- **TEXT PASSAGE**
# opening up a wall between 2 rooms



## actionjaxon (Jan 11, 2010)

Hi my name is Kris and I'm new here, this is my 1st post actually. I'm fairly handy but am by no means a handyman. My wife wants to open up 2 rooms in the basement with a window size opening. I don't believe the wall is a load bearing wall since most of the houses in my community didn't have finished basements with seperated wall and think the previous owner just put the walls as they finished the basement. I got a stud finder and have located the 2x4's in the walls. I was going to cut through the sheet rock to see exactly whats behind the wall which i believe is nothing except for one electrical outlet which i don't see as being a problem as I can always reroute that or just get rid of it and put a closed box inside the wall. I got a reciprocating saw for the 2x4's. Do I need to do any kind of framing work for my opening? I'm kinda clueless after I make my opening. What kind of materials should I use to finish the opening? Would I be better with a wooden frame or should I use sheetrock for the finish? Sorry but I don't know what would be best and havent had much luck searching online for answers. If anyone has anything to chime in here I would appreciate it a lot. Thank you all in advance and please :help:


----------



## inspectorD (Jan 12, 2010)

Well you came to the right place. There are plenty of folks here who gave advice in the past, just search finished basements with the search button at the top of the page.
Here is one http://www.houserepairtalk.com/f45/finishing-my-basement-3989/

Read up, and ask again. Your project sounds like it is very possible, usually you have beams in the basement, but some walls do hold weight. I would remove an entire sheet, and see what is behind the wallboard.


----------

- **MATERIAL**
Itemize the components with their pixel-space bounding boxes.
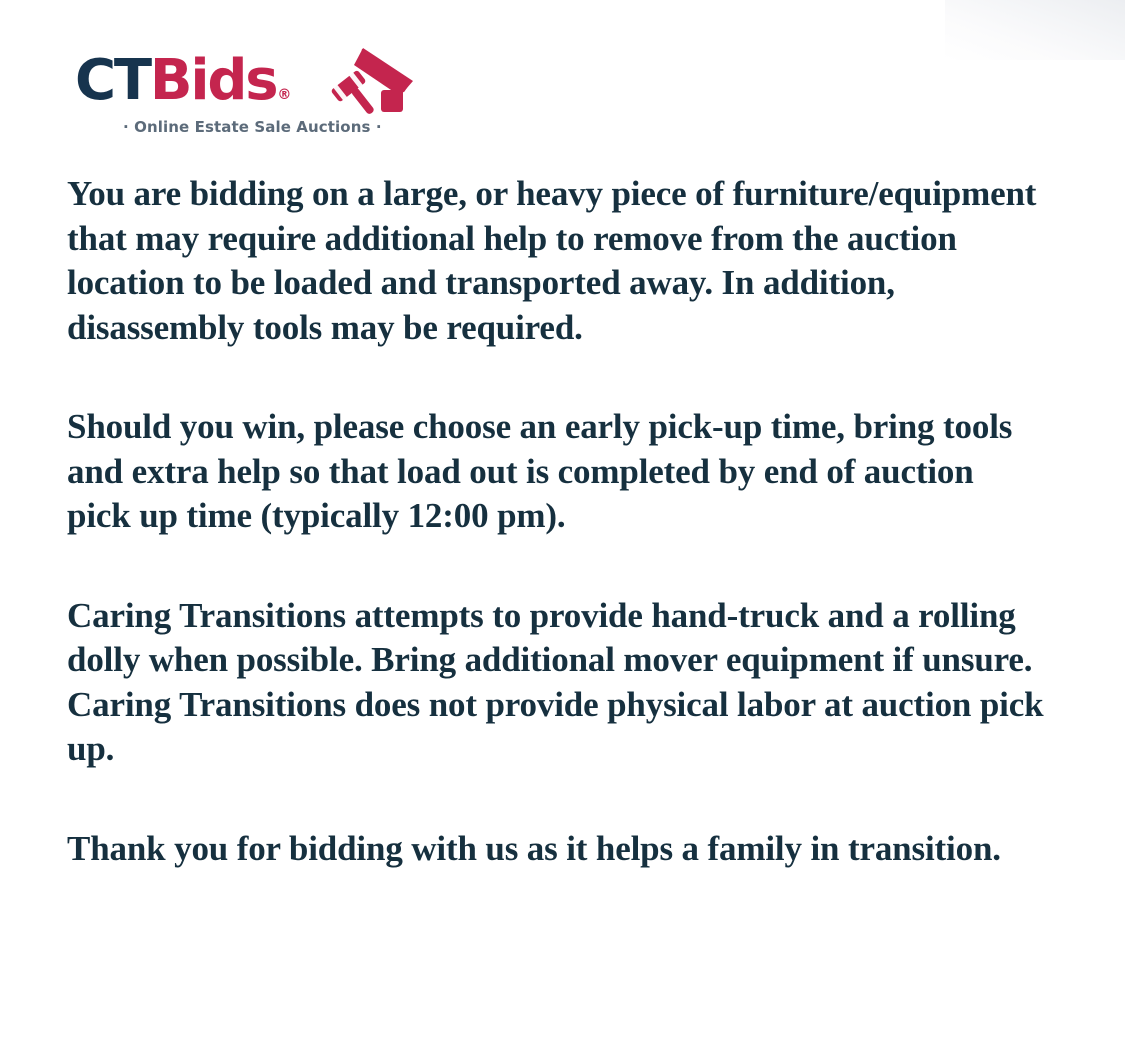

- **YOUR GOAL**
Write out the forum thread about opening a basement wall word for word, everything from "Well you came" down to "of the page.". Base your responses only on the forum thread.

- **ANSWER FOR THIS EXERCISE**
Well you came to the right place. There are plenty of folks here who gave advice in the past, just search finished basements with the search button at the top of the page.